- TASK PROMPT
Please print every record below exactly as it appears.

(Dataset items)
= = = = = = =

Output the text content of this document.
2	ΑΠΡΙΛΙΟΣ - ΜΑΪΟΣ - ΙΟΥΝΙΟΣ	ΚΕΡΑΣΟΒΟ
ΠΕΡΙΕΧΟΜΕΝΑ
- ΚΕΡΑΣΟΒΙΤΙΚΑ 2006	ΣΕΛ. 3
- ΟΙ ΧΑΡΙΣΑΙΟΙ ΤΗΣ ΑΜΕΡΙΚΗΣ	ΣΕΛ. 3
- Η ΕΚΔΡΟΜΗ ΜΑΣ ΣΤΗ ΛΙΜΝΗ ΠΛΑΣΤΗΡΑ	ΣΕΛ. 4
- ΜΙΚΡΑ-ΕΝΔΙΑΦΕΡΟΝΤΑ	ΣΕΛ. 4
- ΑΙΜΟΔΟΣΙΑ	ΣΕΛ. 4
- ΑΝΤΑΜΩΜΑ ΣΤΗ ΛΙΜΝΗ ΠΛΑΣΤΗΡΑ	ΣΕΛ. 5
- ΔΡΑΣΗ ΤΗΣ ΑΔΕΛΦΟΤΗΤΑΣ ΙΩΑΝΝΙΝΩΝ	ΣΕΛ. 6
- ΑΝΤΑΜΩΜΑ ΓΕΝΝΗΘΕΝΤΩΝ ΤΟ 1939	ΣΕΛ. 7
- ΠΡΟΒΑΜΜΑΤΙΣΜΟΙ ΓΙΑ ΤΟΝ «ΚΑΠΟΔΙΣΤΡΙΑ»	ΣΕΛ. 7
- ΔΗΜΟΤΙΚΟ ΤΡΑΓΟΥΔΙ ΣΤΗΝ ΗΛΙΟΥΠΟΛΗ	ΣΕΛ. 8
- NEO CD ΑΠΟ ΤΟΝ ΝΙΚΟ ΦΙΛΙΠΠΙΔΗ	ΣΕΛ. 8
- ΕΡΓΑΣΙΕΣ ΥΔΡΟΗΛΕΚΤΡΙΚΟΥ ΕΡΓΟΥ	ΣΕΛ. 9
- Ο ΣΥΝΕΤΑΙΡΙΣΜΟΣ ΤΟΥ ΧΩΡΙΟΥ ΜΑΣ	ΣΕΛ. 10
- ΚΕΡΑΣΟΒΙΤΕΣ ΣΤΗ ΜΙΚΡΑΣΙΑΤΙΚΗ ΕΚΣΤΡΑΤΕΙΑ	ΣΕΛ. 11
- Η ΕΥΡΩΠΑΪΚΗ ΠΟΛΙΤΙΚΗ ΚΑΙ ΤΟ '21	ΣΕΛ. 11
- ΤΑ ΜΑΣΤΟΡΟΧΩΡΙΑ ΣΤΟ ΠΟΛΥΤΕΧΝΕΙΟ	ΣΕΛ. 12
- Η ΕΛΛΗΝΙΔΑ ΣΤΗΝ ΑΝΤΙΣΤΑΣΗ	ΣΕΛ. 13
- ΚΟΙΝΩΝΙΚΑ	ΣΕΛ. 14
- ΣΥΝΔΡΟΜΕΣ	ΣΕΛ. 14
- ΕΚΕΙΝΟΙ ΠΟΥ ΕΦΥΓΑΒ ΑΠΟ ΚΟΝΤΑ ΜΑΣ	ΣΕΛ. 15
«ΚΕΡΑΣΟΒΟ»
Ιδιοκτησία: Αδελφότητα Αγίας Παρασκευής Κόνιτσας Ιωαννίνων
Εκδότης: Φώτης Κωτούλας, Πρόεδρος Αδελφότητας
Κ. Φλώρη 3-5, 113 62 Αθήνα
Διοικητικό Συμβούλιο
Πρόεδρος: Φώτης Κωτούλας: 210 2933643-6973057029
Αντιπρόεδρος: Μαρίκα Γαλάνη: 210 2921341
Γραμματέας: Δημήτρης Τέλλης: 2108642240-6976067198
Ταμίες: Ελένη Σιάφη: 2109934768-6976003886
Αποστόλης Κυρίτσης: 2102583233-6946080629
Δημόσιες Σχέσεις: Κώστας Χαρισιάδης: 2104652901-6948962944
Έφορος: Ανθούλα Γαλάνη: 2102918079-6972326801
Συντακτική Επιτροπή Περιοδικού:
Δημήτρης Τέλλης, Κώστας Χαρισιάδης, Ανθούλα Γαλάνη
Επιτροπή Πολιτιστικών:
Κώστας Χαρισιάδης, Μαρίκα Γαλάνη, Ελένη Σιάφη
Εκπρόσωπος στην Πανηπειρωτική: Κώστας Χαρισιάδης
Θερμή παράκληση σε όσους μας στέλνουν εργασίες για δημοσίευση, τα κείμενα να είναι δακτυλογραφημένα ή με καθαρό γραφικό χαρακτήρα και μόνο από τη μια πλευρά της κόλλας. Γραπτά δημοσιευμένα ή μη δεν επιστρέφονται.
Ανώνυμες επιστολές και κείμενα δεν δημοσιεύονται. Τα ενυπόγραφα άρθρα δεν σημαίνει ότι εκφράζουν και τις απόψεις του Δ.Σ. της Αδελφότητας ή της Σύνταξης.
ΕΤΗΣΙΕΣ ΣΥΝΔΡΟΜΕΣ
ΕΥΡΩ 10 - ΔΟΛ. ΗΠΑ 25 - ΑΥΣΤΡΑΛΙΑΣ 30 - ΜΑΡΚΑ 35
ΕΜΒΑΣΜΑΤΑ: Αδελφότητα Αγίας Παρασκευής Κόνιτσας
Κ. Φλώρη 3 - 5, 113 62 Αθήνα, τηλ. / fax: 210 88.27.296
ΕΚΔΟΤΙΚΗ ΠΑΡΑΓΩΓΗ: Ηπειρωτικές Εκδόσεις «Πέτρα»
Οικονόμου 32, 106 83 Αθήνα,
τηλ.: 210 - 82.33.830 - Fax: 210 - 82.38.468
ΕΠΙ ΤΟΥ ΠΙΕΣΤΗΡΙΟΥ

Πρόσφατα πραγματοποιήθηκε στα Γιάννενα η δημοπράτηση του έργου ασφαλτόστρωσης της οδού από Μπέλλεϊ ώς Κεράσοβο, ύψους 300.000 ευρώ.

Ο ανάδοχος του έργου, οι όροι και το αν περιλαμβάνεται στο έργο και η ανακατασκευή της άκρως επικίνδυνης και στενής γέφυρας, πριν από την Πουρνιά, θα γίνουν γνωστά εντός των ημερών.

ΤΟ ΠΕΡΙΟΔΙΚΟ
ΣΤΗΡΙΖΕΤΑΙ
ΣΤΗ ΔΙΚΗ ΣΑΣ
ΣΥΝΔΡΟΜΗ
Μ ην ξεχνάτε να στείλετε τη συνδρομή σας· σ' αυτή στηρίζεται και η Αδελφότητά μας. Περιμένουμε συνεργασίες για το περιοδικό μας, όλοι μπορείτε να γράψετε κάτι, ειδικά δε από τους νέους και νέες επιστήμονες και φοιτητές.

= = = = = = =

- SOLUTION FOR THIS PROBLEM
Output the text content of this document.
2	ΑΠΡΙΛΙΟΣ - ΜΑΪΟΣ - ΙΟΥΝΙΟΣ	ΚΕΡΑΣΟΒΟ
ΠΕΡΙΕΧΟΜΕΝΑ
- ΚΕΡΑΣΟΒΙΤΙΚΑ 2006	ΣΕΛ. 3
- ΟΙ ΧΑΡΙΣΑΙΟΙ ΤΗΣ ΑΜΕΡΙΚΗΣ	ΣΕΛ. 3
- Η ΕΚΔΡΟΜΗ ΜΑΣ ΣΤΗ ΛΙΜΝΗ ΠΛΑΣΤΗΡΑ	ΣΕΛ. 4
- ΜΙΚΡΑ-ΕΝΔΙΑΦΕΡΟΝΤΑ	ΣΕΛ. 4
- ΑΙΜΟΔΟΣΙΑ	ΣΕΛ. 4
- ΑΝΤΑΜΩΜΑ ΣΤΗ ΛΙΜΝΗ ΠΛΑΣΤΗΡΑ	ΣΕΛ. 5
- ΔΡΑΣΗ ΤΗΣ ΑΔΕΛΦΟΤΗΤΑΣ ΙΩΑΝΝΙΝΩΝ	ΣΕΛ. 6
- ΑΝΤΑΜΩΜΑ ΓΕΝΝΗΘΕΝΤΩΝ ΤΟ 1939	ΣΕΛ. 7
- ΠΡΟΒΑΜΜΑΤΙΣΜΟΙ ΓΙΑ ΤΟΝ «ΚΑΠΟΔΙΣΤΡΙΑ»	ΣΕΛ. 7
- ΔΗΜΟΤΙΚΟ ΤΡΑΓΟΥΔΙ ΣΤΗΝ ΗΛΙΟΥΠΟΛΗ	ΣΕΛ. 8
- NEO CD ΑΠΟ ΤΟΝ ΝΙΚΟ ΦΙΛΙΠΠΙΔΗ	ΣΕΛ. 8
- ΕΡΓΑΣΙΕΣ ΥΔΡΟΗΛΕΚΤΡΙΚΟΥ ΕΡΓΟΥ	ΣΕΛ. 9
- Ο ΣΥΝΕΤΑΙΡΙΣΜΟΣ ΤΟΥ ΧΩΡΙΟΥ ΜΑΣ	ΣΕΛ. 10
- ΚΕΡΑΣΟΒΙΤΕΣ ΣΤΗ ΜΙΚΡΑΣΙΑΤΙΚΗ ΕΚΣΤΡΑΤΕΙΑ	ΣΕΛ. 11
- Η ΕΥΡΩΠΑΪΚΗ ΠΟΛΙΤΙΚΗ ΚΑΙ ΤΟ '21	ΣΕΛ. 11
- ΤΑ ΜΑΣΤΟΡΟΧΩΡΙΑ ΣΤΟ ΠΟΛΥΤΕΧΝΕΙΟ	ΣΕΛ. 12
- Η ΕΛΛΗΝΙΔΑ ΣΤΗΝ ΑΝΤΙΣΤΑΣΗ	ΣΕΛ. 13
- ΚΟΙΝΩΝΙΚΑ	ΣΕΛ. 14
- ΣΥΝΔΡΟΜΕΣ	ΣΕΛ. 14
- ΕΚΕΙΝΟΙ ΠΟΥ ΕΦΥΓΑΒ ΑΠΟ ΚΟΝΤΑ ΜΑΣ	ΣΕΛ. 15
«ΚΕΡΑΣΟΒΟ»
Ιδιοκτησία: Αδελφότητα Αγίας Παρασκευής Κόνιτσας Ιωαννίνων
Εκδότης: Φώτης Κωτούλας, Πρόεδρος Αδελφότητας
Κ. Φλώρη 3-5, 113 62 Αθήνα
Διοικητικό Συμβούλιο
Πρόεδρος: Φώτης Κωτούλας: 210 2933643-6973057029
Αντιπρόεδρος: Μαρίκα Γαλάνη: 210 2921341
Γραμματέας: Δημήτρης Τέλλης: 2108642240-6976067198
Ταμίες: Ελένη Σιάφη: 2109934768-6976003886
Αποστόλης Κυρίτσης: 2102583233-6946080629
Δημόσιες Σχέσεις: Κώστας Χαρισιάδης: 2104652901-6948962944
Έφορος: Ανθούλα Γαλάνη: 2102918079-6972326801
Συντακτική Επιτροπή Περιοδικού:
Δημήτρης Τέλλης, Κώστας Χαρισιάδης, Ανθούλα Γαλάνη
Επιτροπή Πολιτιστικών:
Κώστας Χαρισιάδης, Μαρίκα Γαλάνη, Ελένη Σιάφη
Εκπρόσωπος στην Πανηπειρωτική: Κώστας Χαρισιάδης
Θερμή παράκληση σε όσους μας στέλνουν εργασίες για δημοσίευση, τα κείμενα να είναι δακτυλογραφημένα ή με καθαρό γραφικό χαρακτήρα και μόνο από τη μια πλευρά της κόλλας. Γραπτά δημοσιευμένα ή μη δεν επιστρέφονται.
Ανώνυμες επιστολές και κείμενα δεν δημοσιεύονται. Τα ενυπόγραφα άρθρα δεν σημαίνει ότι εκφράζουν και τις απόψεις του Δ.Σ. της Αδελφότητας ή της Σύνταξης.
ΕΤΗΣΙΕΣ ΣΥΝΔΡΟΜΕΣ
ΕΥΡΩ 10 - ΔΟΛ. ΗΠΑ 25 - ΑΥΣΤΡΑΛΙΑΣ 30 - ΜΑΡΚΑ 35
ΕΜΒΑΣΜΑΤΑ: Αδελφότητα Αγίας Παρασκευής Κόνιτσας
Κ. Φλώρη 3 - 5, 113 62 Αθήνα, τηλ. / fax: 210 88.27.296
ΕΚΔΟΤΙΚΗ ΠΑΡΑΓΩΓΗ: Ηπειρωτικές Εκδόσεις «Πέτρα»
Οικονόμου 32, 106 83 Αθήνα,
τηλ.: 210 - 82.33.830 - Fax: 210 - 82.38.468
ΕΠΙ ΤΟΥ ΠΙΕΣΤΗΡΙΟΥ

Πρόσφατα πραγματοποιήθηκε στα Γιάννενα η δημοπράτηση του έργου ασφαλτόστρωσης της οδού από Μπέλλεϊ ώς Κεράσοβο, ύψους 300.000 ευρώ.

Ο ανάδοχος του έργου, οι όροι και το αν περιλαμβάνεται στο έργο και η ανακατασκευή της άκρως επικίνδυνης και στενής γέφυρας, πριν από την Πουρνιά, θα γίνουν γνωστά εντός των ημερών.

ΤΟ ΠΕΡΙΟΔΙΚΟ
ΣΤΗΡΙΖΕΤΑΙ
ΣΤΗ ΔΙΚΗ ΣΑΣ
ΣΥΝΔΡΟΜΗ
Μ ην ξεχνάτε να στείλετε τη συνδρομή σας· σ' αυτή στηρίζεται και η Αδελφότητά μας. Περιμένουμε συνεργασίες για το περιοδικό μας, όλοι μπορείτε να γράψετε κάτι, ειδικά δε από τους νέους και νέες επιστήμονες και φοιτητές.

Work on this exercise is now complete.